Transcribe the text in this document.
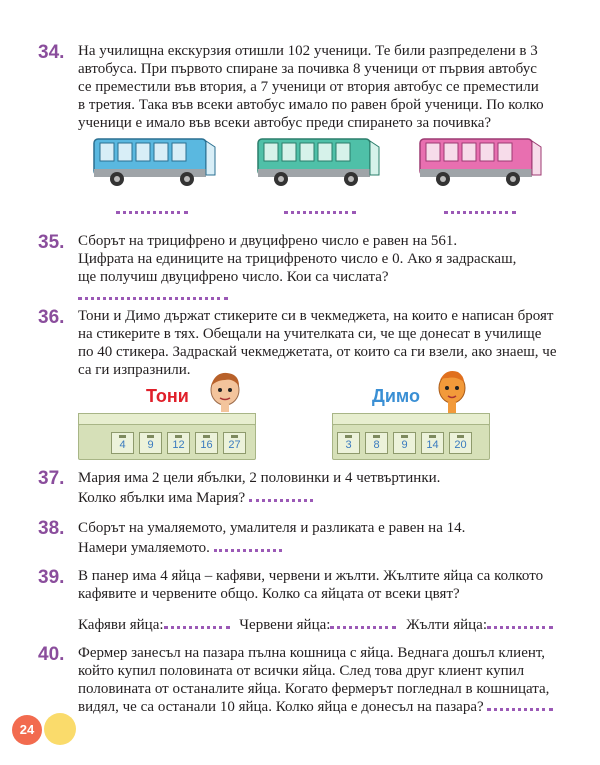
34. На училищна екскурзия отишли 102 ученици. Те били разпределени в 3
автобуса. При първото спиране за почивка 8 ученици от първия автобус
се преместили във втория, а 7 ученици от втория автобус се преместили
в третия. Така във всеки автобус имало по равен брой ученици. По колко
ученици е имало във всеки автобус преди спирането за почивка?
35. Сборът на трицифрено и двуцифрено число е равен на 561.
Цифрата на единиците на трицифреното число е 0. Ако я задраскаш,
ще получиш двуцифрено число. Кои са числата?
36. Тони и Димо държат стикерите си в чекмеджета, на които е написан броят
на стикерите в тях. Обещали на учителката си, че ще донесат в училище
по 40 стикера. Задраскай чекмеджетата, от които са ги взели, ако знаеш, че
са ги изпразнили.
Тони
4	9	12	16	27
Димо
3	8	9	14	20
37. Мария има 2 цели ябълки, 2 половинки и 4 четвъртинки.
Колко ябълки има Мария?
38. Сборът на умаляемото, умалителя и разликата е равен на 14.
Намери умаляемото.
39. В панер има 4 яйца – кафяви, червени и жълти. Жълтите яйца са колкото
кафявите и червените общо. Колко са яйцата от всеки цвят?
Кафяви яйца:	Червени яйца:	Жълти яйца:
40. Фермер занесъл на пазара пълна кошница с яйца. Веднага дошъл клиент,
който купил половината от всички яйца. След това друг клиент купил
половината от останалите яйца. Когато фермерът погледнал в кошницата,
видял, че са останали 10 яйца. Колко яйца е донесъл на пазара?
24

┄┄┄┄┄┄┄┄┄┄

• _Work to do_
Pictures are not part of the copy; reproduce everything else in the records exactly.

• _Complete response_
Transcribe the text in this document.
34. На училищна екскурзия отишли 102 ученици. Те били разпределени в 3
автобуса. При първото спиране за почивка 8 ученици от първия автобус
се преместили във втория, а 7 ученици от втория автобус се преместили
в третия. Така във всеки автобус имало по равен брой ученици. По колко
ученици е имало във всеки автобус преди спирането за почивка?
35. Сборът на трицифрено и двуцифрено число е равен на 561.
Цифрата на единиците на трицифреното число е 0. Ако я задраскаш,
ще получиш двуцифрено число. Кои са числата?
36. Тони и Димо държат стикерите си в чекмеджета, на които е написан броят
на стикерите в тях. Обещали на учителката си, че ще донесат в училище
по 40 стикера. Задраскай чекмеджетата, от които са ги взели, ако знаеш, че
са ги изпразнили.
Тони
4	9	12	16	27
Димо
3	8	9	14	20
37. Мария има 2 цели ябълки, 2 половинки и 4 четвъртинки.
Колко ябълки има Мария?
38. Сборът на умаляемото, умалителя и разликата е равен на 14.
Намери умаляемото.
39. В панер има 4 яйца – кафяви, червени и жълти. Жълтите яйца са колкото
кафявите и червените общо. Колко са яйцата от всеки цвят?
Кафяви яйца:	Червени яйца:	Жълти яйца:
40. Фермер занесъл на пазара пълна кошница с яйца. Веднага дошъл клиент,
който купил половината от всички яйца. След това друг клиент купил
половината от останалите яйца. Когато фермерът погледнал в кошницата,
видял, че са останали 10 яйца. Колко яйца е донесъл на пазара?
24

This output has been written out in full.